[Records excerpted from a collection]
--------

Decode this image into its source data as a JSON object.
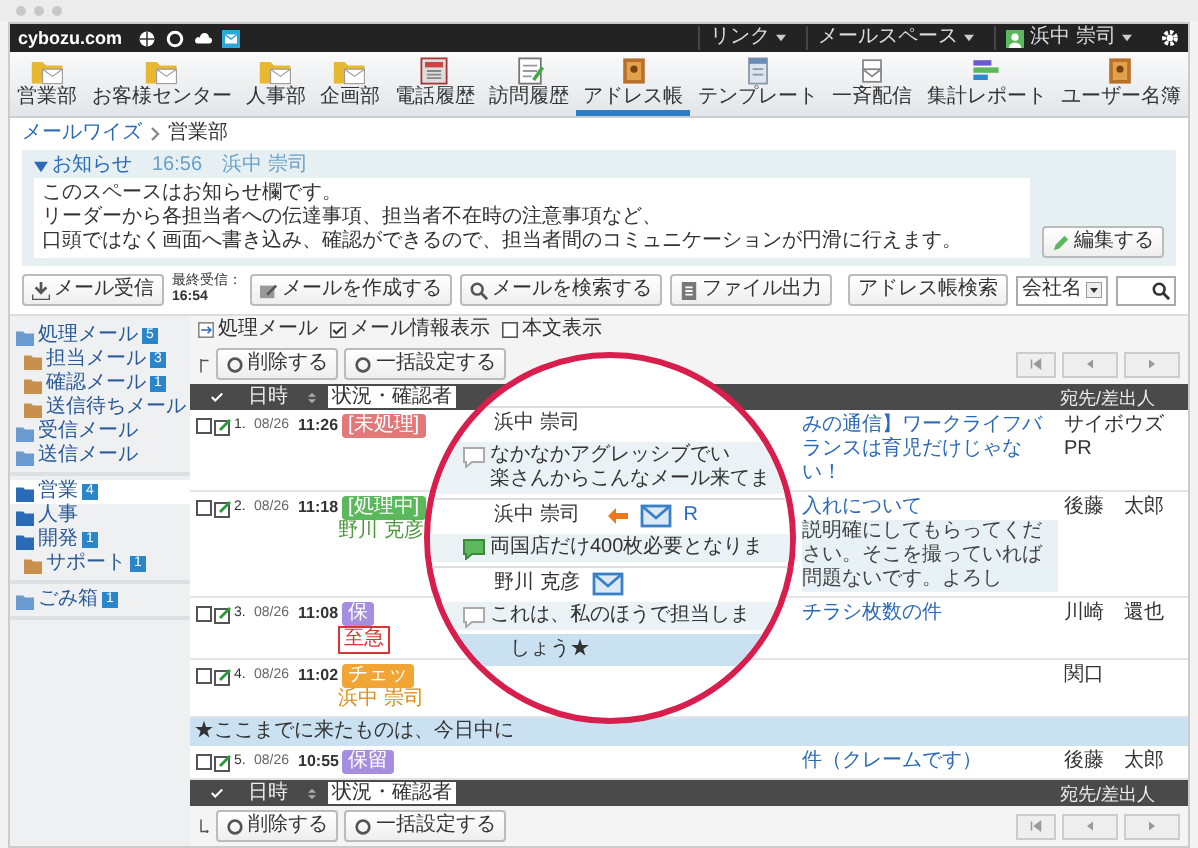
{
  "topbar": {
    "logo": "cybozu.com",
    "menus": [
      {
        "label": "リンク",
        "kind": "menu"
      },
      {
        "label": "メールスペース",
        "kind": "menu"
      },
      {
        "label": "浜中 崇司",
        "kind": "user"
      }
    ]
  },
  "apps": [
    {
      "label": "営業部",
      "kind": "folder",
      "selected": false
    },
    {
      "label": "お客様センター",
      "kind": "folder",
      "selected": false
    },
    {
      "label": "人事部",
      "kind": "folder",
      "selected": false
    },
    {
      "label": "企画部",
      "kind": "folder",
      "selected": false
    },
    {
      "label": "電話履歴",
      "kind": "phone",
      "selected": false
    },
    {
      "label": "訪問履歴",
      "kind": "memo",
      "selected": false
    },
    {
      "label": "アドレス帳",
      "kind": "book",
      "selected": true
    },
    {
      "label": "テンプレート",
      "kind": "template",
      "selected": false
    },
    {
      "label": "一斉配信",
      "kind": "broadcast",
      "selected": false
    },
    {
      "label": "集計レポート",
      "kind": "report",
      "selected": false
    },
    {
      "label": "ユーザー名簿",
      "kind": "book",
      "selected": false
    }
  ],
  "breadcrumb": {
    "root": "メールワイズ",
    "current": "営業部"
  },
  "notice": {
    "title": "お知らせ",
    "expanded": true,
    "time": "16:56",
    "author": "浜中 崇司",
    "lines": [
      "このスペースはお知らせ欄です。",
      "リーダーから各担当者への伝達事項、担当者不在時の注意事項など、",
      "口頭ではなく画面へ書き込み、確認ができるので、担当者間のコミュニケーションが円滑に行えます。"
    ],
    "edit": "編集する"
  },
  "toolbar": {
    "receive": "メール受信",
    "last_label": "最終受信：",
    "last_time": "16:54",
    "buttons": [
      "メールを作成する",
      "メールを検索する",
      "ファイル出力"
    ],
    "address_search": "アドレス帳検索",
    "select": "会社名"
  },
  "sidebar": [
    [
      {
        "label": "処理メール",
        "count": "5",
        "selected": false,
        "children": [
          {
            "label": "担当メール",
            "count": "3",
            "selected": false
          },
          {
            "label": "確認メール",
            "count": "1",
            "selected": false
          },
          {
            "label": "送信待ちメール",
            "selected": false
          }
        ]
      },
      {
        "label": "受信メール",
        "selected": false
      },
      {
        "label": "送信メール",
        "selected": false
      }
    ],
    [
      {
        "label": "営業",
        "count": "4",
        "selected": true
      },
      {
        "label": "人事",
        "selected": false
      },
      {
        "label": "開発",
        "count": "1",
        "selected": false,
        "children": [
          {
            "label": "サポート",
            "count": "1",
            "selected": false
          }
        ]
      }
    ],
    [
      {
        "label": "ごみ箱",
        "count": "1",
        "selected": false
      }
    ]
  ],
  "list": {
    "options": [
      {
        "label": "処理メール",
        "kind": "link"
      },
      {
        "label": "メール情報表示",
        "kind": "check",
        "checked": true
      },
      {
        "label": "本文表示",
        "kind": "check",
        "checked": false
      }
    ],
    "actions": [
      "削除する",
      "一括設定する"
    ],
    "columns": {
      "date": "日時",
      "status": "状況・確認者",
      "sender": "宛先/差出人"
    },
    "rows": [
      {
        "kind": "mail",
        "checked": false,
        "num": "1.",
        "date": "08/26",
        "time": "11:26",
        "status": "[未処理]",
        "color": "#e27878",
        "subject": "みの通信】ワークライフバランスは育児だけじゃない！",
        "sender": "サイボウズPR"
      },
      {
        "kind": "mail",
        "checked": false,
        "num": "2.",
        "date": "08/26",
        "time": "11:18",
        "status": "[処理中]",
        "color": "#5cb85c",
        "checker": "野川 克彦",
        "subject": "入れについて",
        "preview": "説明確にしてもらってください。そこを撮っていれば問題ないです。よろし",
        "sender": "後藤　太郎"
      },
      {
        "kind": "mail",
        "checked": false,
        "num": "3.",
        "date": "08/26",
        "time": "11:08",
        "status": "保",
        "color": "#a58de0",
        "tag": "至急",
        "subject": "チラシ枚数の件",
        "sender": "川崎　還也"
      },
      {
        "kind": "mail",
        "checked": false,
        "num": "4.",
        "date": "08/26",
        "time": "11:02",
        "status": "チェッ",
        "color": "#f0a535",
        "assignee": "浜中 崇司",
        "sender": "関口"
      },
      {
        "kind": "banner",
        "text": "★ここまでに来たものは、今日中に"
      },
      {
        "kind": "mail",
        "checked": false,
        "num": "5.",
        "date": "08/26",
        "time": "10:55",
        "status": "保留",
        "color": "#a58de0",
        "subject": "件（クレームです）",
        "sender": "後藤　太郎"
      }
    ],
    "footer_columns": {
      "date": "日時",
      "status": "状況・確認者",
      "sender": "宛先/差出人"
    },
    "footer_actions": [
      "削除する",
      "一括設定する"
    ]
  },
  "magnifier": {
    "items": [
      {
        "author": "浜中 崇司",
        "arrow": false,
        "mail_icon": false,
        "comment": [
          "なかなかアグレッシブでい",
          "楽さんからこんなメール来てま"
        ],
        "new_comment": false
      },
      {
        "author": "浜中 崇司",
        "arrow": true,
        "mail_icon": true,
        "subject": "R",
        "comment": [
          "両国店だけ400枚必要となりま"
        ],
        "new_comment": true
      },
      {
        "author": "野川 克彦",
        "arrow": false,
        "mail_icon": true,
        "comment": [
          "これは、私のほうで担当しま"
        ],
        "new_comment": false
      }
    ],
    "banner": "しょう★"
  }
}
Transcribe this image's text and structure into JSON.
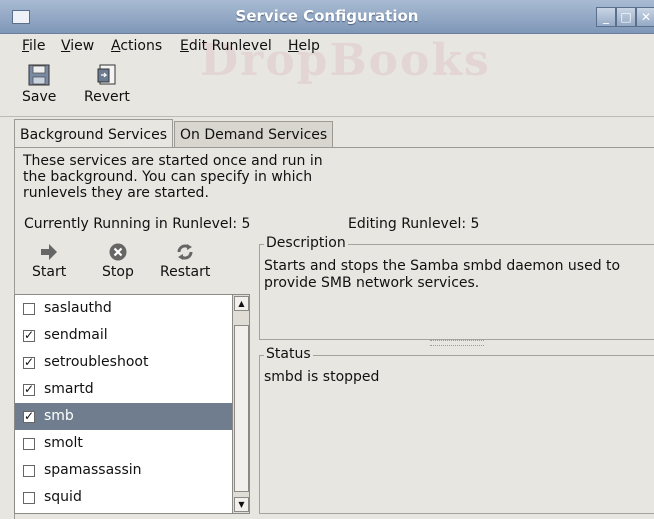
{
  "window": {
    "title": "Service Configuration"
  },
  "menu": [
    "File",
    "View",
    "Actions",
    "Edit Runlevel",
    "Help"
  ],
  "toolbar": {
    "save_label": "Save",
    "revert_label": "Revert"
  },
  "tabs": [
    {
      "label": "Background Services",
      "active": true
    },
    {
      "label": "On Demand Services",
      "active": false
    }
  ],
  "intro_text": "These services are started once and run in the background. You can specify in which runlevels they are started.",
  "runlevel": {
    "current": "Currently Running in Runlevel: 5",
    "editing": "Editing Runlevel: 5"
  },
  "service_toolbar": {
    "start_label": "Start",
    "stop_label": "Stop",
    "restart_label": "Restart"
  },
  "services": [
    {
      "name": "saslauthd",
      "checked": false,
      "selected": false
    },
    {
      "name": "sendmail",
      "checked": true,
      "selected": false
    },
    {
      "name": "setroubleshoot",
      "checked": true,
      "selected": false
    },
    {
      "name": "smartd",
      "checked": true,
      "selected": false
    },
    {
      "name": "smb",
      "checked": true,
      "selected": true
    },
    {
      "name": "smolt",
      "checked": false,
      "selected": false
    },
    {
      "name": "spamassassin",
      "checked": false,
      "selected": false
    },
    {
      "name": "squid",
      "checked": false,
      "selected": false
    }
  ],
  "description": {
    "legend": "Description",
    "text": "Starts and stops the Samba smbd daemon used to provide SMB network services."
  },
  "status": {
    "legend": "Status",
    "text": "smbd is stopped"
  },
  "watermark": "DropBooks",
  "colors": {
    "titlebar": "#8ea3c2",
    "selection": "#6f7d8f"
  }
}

--------

*Exercise prompt*.
Search the data for "subject" and list every line in which it occurs.

*Written response*.
        "subject": "みの通信】ワークライフバランスは育児だけじゃない！",
        "subject": "入れについて",
        "subject": "チラシ枚数の件",
        "subject": "件（クレームです）",
        "subject": "R",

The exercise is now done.